[Begin RECORD EXTRACTS]
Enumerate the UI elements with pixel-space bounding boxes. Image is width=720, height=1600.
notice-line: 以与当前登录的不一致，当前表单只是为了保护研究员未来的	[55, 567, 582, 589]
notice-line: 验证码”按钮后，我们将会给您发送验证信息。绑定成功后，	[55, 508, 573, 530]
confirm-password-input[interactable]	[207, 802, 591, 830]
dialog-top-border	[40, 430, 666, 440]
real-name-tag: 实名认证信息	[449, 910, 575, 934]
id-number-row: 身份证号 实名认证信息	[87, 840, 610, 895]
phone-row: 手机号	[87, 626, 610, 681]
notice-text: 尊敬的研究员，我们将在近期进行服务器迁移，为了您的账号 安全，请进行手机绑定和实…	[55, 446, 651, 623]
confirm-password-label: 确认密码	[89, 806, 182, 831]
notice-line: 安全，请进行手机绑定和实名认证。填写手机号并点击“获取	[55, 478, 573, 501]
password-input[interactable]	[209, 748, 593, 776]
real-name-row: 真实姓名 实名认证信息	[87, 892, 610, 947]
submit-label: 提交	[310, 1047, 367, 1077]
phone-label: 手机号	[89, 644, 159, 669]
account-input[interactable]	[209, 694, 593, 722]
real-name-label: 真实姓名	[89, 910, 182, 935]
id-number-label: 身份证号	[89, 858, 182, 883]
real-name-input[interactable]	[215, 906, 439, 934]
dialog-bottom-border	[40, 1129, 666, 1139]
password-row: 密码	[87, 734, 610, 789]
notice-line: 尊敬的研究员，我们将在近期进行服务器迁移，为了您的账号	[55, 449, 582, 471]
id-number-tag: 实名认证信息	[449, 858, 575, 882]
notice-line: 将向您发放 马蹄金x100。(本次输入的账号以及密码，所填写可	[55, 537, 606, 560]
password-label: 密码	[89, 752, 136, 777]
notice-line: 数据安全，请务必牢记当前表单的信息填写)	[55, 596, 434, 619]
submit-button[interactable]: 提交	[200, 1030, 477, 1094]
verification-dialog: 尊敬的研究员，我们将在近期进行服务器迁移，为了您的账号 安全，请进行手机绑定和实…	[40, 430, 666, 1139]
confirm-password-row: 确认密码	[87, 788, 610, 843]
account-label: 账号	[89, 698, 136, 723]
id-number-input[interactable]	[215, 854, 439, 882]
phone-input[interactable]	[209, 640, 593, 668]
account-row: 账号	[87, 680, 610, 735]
[End RECORD EXTRACTS]
**TASK GOAL**
How many lines of the entries contain the string "notice"? Case counts. Reply with the number alone.

**EXPECTED ANSWER**
7